■ **Instructions for the task**
Find every line in the records below that holds the word "investment", and copy it out.

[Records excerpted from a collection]
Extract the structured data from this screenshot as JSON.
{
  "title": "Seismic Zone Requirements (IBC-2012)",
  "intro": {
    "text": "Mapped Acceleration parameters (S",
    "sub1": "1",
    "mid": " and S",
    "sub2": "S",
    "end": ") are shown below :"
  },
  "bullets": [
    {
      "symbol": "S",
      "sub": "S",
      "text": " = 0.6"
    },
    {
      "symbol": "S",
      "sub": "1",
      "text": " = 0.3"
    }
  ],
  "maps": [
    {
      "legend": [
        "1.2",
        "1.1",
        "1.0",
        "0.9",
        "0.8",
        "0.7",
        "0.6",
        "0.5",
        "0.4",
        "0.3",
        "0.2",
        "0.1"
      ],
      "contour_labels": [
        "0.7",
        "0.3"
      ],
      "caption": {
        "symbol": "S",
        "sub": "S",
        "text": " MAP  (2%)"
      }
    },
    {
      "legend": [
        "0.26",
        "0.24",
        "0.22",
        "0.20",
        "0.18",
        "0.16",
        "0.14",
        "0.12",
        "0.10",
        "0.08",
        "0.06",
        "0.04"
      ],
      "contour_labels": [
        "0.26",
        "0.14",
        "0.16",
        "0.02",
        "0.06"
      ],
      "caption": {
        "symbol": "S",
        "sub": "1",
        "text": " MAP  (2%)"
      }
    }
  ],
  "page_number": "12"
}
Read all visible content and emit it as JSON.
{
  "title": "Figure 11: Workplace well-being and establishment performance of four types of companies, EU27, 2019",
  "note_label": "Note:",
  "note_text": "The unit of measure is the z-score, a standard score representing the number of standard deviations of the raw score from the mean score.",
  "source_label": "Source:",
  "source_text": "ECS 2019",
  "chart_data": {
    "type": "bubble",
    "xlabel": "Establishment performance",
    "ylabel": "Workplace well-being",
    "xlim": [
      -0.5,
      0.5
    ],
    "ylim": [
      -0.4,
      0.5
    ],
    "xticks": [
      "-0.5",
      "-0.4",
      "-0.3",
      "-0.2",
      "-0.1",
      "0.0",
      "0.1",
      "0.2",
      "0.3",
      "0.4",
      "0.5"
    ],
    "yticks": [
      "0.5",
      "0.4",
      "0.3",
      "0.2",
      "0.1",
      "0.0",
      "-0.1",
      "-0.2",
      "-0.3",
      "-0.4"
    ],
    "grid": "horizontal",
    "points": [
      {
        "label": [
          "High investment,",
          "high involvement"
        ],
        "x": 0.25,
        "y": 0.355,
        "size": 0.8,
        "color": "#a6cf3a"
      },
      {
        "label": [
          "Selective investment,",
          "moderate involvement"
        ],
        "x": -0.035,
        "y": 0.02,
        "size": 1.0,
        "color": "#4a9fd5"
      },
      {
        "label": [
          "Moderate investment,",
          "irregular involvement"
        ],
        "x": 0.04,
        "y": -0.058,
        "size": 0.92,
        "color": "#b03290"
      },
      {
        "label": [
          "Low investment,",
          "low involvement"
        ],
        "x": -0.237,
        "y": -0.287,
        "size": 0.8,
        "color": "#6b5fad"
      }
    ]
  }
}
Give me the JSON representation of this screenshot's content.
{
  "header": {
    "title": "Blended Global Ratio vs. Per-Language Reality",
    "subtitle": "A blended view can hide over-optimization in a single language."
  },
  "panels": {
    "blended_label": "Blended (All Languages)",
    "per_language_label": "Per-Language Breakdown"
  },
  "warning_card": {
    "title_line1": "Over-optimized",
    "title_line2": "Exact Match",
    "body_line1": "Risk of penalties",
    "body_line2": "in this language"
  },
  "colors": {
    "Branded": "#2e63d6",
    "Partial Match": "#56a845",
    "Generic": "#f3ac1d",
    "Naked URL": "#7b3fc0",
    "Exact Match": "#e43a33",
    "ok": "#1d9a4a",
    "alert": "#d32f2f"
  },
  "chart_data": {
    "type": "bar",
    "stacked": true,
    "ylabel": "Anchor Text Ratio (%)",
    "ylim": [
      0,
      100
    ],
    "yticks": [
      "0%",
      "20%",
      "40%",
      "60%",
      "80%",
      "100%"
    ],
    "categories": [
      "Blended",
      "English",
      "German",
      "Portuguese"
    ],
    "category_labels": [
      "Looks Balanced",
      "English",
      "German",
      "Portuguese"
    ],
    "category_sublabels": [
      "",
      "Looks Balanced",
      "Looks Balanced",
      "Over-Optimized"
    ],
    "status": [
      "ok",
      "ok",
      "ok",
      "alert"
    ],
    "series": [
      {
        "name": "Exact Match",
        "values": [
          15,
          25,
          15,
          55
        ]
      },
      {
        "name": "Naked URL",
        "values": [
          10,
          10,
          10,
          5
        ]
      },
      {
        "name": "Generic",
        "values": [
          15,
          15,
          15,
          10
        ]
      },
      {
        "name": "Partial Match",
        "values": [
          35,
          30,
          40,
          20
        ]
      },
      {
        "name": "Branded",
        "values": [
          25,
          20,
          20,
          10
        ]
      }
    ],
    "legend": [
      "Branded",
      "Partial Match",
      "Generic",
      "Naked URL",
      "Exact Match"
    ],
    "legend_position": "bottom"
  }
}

---

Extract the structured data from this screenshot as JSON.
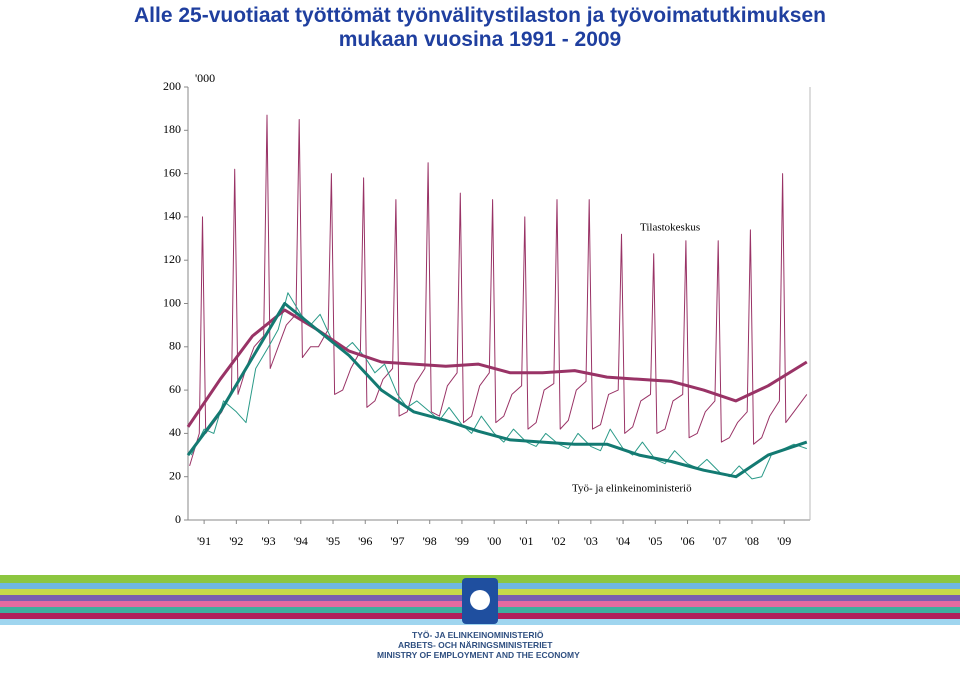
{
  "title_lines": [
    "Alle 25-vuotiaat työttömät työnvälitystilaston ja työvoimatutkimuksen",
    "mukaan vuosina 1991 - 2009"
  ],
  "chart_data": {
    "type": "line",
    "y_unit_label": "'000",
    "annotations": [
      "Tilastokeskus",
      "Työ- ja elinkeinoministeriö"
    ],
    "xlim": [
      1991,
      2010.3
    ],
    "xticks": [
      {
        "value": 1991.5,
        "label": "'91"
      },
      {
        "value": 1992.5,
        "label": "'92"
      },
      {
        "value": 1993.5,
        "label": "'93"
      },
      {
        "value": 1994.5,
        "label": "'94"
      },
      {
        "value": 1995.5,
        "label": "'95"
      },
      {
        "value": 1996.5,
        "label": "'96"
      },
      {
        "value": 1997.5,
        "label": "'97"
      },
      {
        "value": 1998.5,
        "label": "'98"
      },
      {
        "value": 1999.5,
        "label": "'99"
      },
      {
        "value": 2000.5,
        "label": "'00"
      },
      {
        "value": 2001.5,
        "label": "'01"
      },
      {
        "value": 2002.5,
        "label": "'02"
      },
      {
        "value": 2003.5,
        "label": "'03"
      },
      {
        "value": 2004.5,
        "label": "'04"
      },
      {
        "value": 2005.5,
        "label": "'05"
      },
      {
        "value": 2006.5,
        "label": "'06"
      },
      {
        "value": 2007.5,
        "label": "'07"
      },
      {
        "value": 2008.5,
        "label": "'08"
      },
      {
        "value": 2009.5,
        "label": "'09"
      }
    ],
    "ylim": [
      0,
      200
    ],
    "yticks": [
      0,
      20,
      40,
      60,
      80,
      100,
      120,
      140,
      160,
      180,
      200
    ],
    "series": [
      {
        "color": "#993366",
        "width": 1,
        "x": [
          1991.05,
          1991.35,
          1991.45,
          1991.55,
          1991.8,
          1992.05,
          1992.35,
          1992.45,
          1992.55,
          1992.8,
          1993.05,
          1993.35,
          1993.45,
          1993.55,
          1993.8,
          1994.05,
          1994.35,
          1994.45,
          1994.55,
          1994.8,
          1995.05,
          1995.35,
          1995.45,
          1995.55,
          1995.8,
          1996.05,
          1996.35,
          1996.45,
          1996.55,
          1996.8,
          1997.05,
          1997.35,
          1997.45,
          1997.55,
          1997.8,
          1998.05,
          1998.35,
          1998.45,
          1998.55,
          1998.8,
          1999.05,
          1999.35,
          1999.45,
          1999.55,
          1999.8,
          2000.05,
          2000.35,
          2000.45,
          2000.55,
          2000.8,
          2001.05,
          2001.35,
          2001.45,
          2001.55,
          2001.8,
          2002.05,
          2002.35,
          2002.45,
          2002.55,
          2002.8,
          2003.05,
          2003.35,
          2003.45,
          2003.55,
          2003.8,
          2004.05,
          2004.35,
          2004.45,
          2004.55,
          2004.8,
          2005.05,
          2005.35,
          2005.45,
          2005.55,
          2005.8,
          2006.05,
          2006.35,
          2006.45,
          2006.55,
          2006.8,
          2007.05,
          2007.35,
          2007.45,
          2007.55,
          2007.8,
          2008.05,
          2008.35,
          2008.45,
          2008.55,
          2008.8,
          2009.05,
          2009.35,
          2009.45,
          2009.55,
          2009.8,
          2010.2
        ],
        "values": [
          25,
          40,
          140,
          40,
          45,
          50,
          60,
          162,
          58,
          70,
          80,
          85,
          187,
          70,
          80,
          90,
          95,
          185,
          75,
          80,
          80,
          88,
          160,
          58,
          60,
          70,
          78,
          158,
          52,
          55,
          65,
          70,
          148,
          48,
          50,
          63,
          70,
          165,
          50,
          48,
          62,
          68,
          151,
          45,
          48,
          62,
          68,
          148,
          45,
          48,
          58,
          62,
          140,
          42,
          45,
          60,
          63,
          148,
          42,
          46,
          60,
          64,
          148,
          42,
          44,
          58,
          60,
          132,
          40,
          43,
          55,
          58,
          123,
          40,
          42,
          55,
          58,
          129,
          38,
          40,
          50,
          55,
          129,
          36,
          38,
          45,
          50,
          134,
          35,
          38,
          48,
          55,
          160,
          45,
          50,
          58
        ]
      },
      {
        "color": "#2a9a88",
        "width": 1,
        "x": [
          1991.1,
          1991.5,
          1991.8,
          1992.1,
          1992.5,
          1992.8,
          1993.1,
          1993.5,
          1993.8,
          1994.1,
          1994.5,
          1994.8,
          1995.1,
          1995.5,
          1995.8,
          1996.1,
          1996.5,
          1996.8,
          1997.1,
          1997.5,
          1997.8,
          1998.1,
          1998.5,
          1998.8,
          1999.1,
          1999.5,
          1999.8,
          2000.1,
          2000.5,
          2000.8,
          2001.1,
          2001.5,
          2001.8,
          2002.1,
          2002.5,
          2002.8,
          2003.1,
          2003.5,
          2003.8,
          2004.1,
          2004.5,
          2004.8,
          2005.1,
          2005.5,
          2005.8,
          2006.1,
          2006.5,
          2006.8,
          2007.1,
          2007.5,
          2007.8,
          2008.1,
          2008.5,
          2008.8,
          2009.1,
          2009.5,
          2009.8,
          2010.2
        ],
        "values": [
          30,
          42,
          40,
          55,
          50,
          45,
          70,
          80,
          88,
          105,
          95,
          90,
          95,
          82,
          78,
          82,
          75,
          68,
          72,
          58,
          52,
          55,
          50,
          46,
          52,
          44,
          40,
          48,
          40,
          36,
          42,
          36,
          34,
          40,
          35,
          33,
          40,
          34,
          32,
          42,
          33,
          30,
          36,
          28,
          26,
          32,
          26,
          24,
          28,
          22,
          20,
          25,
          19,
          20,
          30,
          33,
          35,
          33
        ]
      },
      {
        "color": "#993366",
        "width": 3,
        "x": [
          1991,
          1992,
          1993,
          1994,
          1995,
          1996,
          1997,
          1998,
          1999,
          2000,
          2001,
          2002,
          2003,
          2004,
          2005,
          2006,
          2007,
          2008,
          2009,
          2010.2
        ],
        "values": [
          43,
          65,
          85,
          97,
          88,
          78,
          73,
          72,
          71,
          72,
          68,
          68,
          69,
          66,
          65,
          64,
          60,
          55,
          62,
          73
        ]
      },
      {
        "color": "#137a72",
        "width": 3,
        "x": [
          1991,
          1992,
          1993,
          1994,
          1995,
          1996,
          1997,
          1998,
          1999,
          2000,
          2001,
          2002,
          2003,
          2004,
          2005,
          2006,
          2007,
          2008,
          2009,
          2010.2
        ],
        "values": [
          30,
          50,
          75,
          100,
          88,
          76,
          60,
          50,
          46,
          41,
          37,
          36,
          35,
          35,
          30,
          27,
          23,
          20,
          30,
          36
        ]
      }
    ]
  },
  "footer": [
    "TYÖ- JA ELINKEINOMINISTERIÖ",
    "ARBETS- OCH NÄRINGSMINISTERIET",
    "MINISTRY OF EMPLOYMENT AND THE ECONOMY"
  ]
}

--

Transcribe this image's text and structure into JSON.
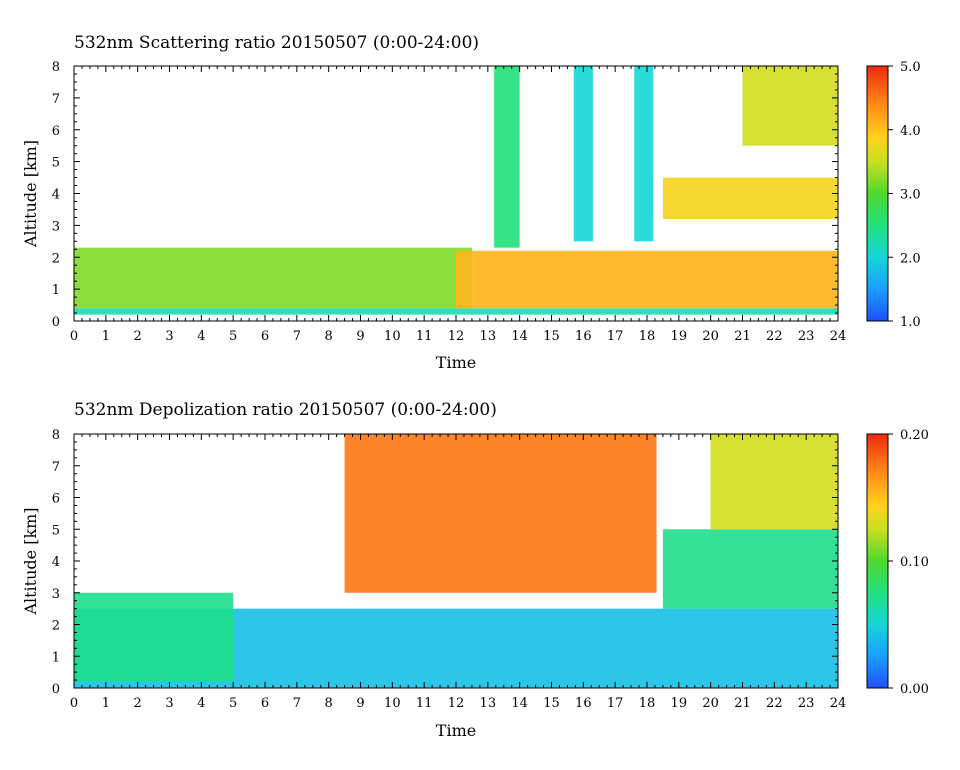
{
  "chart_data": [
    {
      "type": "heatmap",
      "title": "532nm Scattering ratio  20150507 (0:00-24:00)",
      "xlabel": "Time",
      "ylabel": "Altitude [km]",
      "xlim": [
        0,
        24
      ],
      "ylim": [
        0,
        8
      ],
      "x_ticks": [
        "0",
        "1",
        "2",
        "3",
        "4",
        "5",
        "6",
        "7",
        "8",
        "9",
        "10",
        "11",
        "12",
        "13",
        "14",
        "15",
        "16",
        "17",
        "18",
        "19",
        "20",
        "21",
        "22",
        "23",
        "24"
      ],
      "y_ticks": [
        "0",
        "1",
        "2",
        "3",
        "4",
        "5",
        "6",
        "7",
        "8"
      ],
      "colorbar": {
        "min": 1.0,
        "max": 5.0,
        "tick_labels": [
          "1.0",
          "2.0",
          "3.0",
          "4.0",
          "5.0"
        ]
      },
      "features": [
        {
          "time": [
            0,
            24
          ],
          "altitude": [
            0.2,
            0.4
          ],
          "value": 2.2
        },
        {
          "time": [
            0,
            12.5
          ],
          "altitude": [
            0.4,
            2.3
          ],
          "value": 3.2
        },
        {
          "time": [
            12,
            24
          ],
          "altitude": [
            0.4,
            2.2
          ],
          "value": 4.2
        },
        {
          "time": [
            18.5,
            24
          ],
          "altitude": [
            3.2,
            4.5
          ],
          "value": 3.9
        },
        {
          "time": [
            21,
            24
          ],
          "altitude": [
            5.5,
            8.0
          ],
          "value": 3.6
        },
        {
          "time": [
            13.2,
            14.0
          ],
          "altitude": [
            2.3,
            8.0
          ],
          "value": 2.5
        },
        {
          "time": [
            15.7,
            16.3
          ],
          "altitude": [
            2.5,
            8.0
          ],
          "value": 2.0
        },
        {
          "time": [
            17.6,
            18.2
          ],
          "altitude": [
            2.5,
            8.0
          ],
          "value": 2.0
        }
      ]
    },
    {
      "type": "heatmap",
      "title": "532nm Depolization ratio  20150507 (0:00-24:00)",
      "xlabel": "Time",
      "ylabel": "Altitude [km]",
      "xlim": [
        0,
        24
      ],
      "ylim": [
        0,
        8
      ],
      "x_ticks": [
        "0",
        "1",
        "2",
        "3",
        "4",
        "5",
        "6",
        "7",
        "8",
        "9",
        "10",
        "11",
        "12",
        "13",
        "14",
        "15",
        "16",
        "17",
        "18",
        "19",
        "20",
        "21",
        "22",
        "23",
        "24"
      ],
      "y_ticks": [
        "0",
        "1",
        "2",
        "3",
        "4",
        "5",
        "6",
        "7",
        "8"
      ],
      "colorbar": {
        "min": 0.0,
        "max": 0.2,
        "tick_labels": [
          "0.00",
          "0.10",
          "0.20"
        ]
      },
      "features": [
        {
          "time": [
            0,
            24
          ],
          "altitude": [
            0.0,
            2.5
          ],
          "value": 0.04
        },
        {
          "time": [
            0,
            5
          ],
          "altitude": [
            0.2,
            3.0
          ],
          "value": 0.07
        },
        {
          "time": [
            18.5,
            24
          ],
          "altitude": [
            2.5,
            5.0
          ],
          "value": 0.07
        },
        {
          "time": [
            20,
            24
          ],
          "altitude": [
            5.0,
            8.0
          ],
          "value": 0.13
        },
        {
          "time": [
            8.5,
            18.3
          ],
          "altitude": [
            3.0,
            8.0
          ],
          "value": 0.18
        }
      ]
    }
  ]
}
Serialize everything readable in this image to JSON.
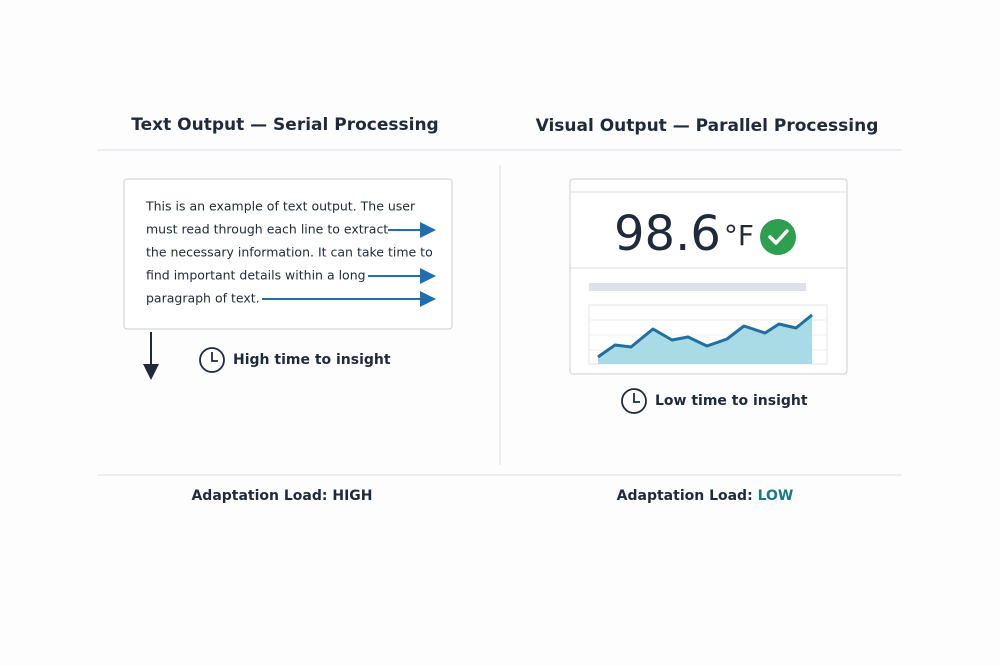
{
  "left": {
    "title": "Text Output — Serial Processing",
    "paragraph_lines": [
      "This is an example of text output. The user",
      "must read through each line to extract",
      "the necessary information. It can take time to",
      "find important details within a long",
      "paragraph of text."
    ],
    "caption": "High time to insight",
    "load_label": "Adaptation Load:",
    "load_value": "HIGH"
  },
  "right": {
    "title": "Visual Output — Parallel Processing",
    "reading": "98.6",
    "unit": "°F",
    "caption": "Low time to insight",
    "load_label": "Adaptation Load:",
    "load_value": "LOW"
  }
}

■ **Answer in full**
          "High investment,",
          "Selective investment,",
          "Moderate investment,",
          "Low investment,",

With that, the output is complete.